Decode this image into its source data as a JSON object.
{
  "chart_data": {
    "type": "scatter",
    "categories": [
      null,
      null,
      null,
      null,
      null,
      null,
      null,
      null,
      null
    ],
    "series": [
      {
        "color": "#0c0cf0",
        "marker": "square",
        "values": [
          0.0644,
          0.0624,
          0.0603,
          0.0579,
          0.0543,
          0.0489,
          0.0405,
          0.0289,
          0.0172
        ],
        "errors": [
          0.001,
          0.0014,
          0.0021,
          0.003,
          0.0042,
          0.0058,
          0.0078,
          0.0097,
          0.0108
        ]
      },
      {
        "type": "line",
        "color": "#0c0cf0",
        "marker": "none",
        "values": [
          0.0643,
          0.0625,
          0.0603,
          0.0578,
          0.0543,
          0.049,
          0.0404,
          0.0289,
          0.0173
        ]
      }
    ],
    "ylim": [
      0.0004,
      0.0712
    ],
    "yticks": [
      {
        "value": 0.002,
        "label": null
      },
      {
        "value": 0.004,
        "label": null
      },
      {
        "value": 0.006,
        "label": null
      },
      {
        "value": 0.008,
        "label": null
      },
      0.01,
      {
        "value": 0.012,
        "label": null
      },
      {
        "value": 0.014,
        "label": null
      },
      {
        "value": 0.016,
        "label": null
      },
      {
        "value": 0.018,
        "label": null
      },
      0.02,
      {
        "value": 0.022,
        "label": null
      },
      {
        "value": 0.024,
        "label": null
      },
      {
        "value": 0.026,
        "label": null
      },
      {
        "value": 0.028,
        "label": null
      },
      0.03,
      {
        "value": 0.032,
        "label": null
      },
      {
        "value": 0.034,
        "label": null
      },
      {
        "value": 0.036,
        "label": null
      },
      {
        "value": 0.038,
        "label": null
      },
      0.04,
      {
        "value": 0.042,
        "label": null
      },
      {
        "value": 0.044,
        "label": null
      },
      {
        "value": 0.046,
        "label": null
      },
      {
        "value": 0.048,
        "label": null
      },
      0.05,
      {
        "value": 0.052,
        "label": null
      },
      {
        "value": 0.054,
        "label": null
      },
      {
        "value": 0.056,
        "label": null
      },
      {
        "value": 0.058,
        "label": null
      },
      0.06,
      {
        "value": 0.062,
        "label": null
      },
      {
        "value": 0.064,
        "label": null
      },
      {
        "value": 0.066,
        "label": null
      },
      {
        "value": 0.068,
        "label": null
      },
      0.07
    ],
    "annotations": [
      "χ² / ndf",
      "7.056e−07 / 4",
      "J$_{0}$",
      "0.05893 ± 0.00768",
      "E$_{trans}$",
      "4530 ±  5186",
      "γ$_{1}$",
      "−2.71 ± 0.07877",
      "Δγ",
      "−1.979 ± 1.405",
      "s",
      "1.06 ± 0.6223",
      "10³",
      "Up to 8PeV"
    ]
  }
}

________

** To be done **
Output the listing above exactly as it appears.

** Response **
Decode this image into its source data as a JSON object.
{
  "chart_data": {
    "type": "scatter",
    "categories": [
      null,
      null,
      null,
      null,
      null,
      null,
      null,
      null,
      null
    ],
    "series": [
      {
        "color": "#0c0cf0",
        "marker": "square",
        "values": [
          0.0644,
          0.0624,
          0.0603,
          0.0579,
          0.0543,
          0.0489,
          0.0405,
          0.0289,
          0.0172
        ],
        "errors": [
          0.001,
          0.0014,
          0.0021,
          0.003,
          0.0042,
          0.0058,
          0.0078,
          0.0097,
          0.0108
        ]
      },
      {
        "type": "line",
        "color": "#0c0cf0",
        "marker": "none",
        "values": [
          0.0643,
          0.0625,
          0.0603,
          0.0578,
          0.0543,
          0.049,
          0.0404,
          0.0289,
          0.0173
        ]
      }
    ],
    "ylim": [
      0.0004,
      0.0712
    ],
    "yticks": [
      {
        "value": 0.002,
        "label": null
      },
      {
        "value": 0.004,
        "label": null
      },
      {
        "value": 0.006,
        "label": null
      },
      {
        "value": 0.008,
        "label": null
      },
      0.01,
      {
        "value": 0.012,
        "label": null
      },
      {
        "value": 0.014,
        "label": null
      },
      {
        "value": 0.016,
        "label": null
      },
      {
        "value": 0.018,
        "label": null
      },
      0.02,
      {
        "value": 0.022,
        "label": null
      },
      {
        "value": 0.024,
        "label": null
      },
      {
        "value": 0.026,
        "label": null
      },
      {
        "value": 0.028,
        "label": null
      },
      0.03,
      {
        "value": 0.032,
        "label": null
      },
      {
        "value": 0.034,
        "label": null
      },
      {
        "value": 0.036,
        "label": null
      },
      {
        "value": 0.038,
        "label": null
      },
      0.04,
      {
        "value": 0.042,
        "label": null
      },
      {
        "value": 0.044,
        "label": null
      },
      {
        "value": 0.046,
        "label": null
      },
      {
        "value": 0.048,
        "label": null
      },
      0.05,
      {
        "value": 0.052,
        "label": null
      },
      {
        "value": 0.054,
        "label": null
      },
      {
        "value": 0.056,
        "label": null
      },
      {
        "value": 0.058,
        "label": null
      },
      0.06,
      {
        "value": 0.062,
        "label": null
      },
      {
        "value": 0.064,
        "label": null
      },
      {
        "value": 0.066,
        "label": null
      },
      {
        "value": 0.068,
        "label": null
      },
      0.07
    ],
    "annotations": [
      "χ² / ndf",
      "7.056e−07 / 4",
      "J$_{0}$",
      "0.05893 ± 0.00768",
      "E$_{trans}$",
      "4530 ±  5186",
      "γ$_{1}$",
      "−2.71 ± 0.07877",
      "Δγ",
      "−1.979 ± 1.405",
      "s",
      "1.06 ± 0.6223",
      "10³",
      "Up to 8PeV"
    ]
  }
}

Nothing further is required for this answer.